EXTRAIT RETENU:
****************************************

Le
Quotidien d’Oran, jeudi 21 novembre 2019
Akram
Belkaïd, Paris
La
pseudo campagne électorale a donc commencé dimanche dernier. Première
constatation, les cinq candidats ont vraiment l’air d’y croire. Oui, oui, je
vous le jure, ils y vont sérieusement, à donf… L’un fait la prière sur un
trottoir, l’autre se tape la boussa
dans une zaouïa pour obtenir talismans et baraka, un troisième prononce un
discours devant deux pékins et trois chats en écartant ses bras emprisonnés
dans les manches d’une veste étriquée, un autre promet de rappeler à la France
que l’Algérie est indépendante (Macron, t’as entendu ?) et le dernier
affirme que dans l’Algérie qu’il présidera, on rasera gratis (enfin, il n’a pas
dit cela exactement mais c’est juste un résumé de l’intention). Cinq candidats
donc. Cinq comédiens plus ou moins talentueux (d’où le titre de la chronique).
Cinq fois x occasions de rigoler, n’eut été la gravité de la situation.
On a
même vu l’un des membres de ce quintette se faire remettre solennellement une
peinture encadrée représentant sa propre bibine moustachue et cravatée. Un
cadre… encore ! Il faudra un jour que l’on réfléchisse sérieusement à
cette obsession du bordurage doré. En 2014, déjà, on avait eu droit à une
campagne électorale avec un président candidat absent représenté par son
premier ministre de l’époque accompagné par un cadre tout en couleurs molles.
Saura-t-on un jour qui est « l’artiste » derrière ces croutes d’un
autre âge ou bien alors est-ce du made in China, pays où existent des fabriques
intensives de portraits rococo et autres reproductions chevalines ?
Au-delà
des considérations politiques dont on s’affranchira un peu pour cette
chronique, le pouvoir algérien a toujours eu un penchant pour le manque de goût
et le ridicule. On se souvient de cette chorale accueillant à Tlemcen les
présidents Bouteflika et Hollande. Il paraît que le petit gros moqueur des
« sans-dents » en rigole encore. Plus récemment, ce sont les croassements
d’une zorna fêtant l’inauguration à Alger d’une franchise de junk food en
présence de l’ambassadeur yankee qui a fait la joie des internautes.
Constat : le bon goût est aussi rare que les libertés publiques et
politiques.
Continuons
et restons dans le registre du comique. Selon plusieurs internautes, les
personnes qui accueillent « spontanément » les candidats à Adrar sont
les mêmes qui les saluent tout aussi « spontanément » à El-Oued. Ah,
la spontanéité (rémunérée). Quand c’est du Hirak dont il s’agit, la « 3afwiya » n’a pas de droit
de cité. A en croire la légion de lustreurs de rangers à guêtrons qui affirment
l’existence d’une « unanimité sur la
nécessité de voter en masse » [pour le Brexit ?], il y a
forcément complot, manipulation. Par contre, cinquante vachers qui clopinent
dans la rue pour clamer leur soutien aux élections – ils ne disent pas
« processus électoral » car mauvais souvenir -, là, c’est
l’ « élan spontané » qui est loué au nom de la sacro-sainte
« stabilité ». A ce sujet, l’un des marioles du quintette nous jure
que si l’élection ne se tient pas, l’Algérie basculera dans une situation à la
syrienne. Si mes souvenirs sont bons, c’est ce que nous avait affirmé un
ex-premier ministre au début du Hirak avant de rejoindre sa paillasse à El-Harrach.

****************************************

Données de localisation des éléments
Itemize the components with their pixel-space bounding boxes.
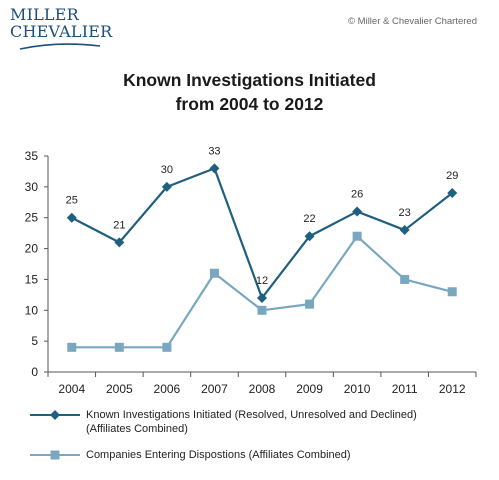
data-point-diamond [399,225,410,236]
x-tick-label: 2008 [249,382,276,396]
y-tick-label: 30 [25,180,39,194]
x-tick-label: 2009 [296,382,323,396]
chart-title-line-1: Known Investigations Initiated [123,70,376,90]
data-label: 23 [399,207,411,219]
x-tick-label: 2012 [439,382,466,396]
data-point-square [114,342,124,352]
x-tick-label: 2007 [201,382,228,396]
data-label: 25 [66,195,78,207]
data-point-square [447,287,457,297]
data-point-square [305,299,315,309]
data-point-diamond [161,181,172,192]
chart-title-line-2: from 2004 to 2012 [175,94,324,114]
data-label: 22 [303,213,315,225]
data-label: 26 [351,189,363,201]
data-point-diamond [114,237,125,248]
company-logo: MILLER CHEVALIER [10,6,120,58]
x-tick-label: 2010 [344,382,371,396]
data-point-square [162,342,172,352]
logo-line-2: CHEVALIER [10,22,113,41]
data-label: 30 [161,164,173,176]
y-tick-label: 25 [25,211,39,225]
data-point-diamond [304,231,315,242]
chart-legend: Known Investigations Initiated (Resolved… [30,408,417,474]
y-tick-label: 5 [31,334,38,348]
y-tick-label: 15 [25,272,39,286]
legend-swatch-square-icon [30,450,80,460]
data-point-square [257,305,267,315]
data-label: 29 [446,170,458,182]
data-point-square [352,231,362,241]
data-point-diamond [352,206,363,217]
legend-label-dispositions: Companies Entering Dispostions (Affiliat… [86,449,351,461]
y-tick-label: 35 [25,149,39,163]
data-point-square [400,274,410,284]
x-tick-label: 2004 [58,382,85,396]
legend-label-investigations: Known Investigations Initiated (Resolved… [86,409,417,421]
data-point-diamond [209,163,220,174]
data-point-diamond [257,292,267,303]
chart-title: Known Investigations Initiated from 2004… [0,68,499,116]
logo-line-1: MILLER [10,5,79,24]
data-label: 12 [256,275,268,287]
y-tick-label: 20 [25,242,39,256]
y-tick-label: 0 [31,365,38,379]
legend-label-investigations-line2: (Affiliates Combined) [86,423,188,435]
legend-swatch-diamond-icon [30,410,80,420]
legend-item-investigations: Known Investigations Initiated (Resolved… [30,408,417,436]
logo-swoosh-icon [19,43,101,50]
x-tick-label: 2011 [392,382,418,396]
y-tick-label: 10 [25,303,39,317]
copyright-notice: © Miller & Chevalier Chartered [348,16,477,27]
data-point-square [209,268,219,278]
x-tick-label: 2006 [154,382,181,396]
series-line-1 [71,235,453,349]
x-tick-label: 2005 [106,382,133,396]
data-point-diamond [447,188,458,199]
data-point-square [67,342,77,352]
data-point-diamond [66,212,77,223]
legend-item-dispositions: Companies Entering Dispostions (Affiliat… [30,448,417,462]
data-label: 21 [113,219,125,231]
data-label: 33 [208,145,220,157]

****************************************

CONSIGNE ÉCRITE A: Précisez, pour chacune des affirmations ci-dessous, si elle concorde avec la chronique, en répondant par oui ou par non et en citant textuellement les mots décisifs : (i) la campagne électorale a débuté un dimanche ; (ii) quatre candidats se présentent à l’élection ; (iii) en 2014, le président candidat a mené sa campagne en personne.
CONSIGNE ÉCRITE B: Selon la chronique, dans quelle ville une chorale a-t-elle accueilli les présidents Bouteflika et Hollande ?
CONSIGNE ÉCRITE C: Recopiez fidèlement le passage de la chronique allant de « Saura-t-on un jour » jusqu’à « reproductions chevalines ? » inclus.

RÉPONSE COMPLÈTE A:
(i) Oui : « La pseudo campagne électorale a donc commencé dimanche dernier. »
(ii) Non : « Cinq candidats donc. »
(iii) Non : « un président candidat absent représenté par son premier ministre de l’époque »

RÉPONSE COMPLÈTE B: À Tlemcen.

RÉPONSE COMPLÈTE C:
Saura-t-on un jour qui est « l’artiste » derrière ces croutes d’un
autre âge ou bien alors est-ce du made in China, pays où existent des fabriques
intensives de portraits rococo et autres reproductions chevalines ?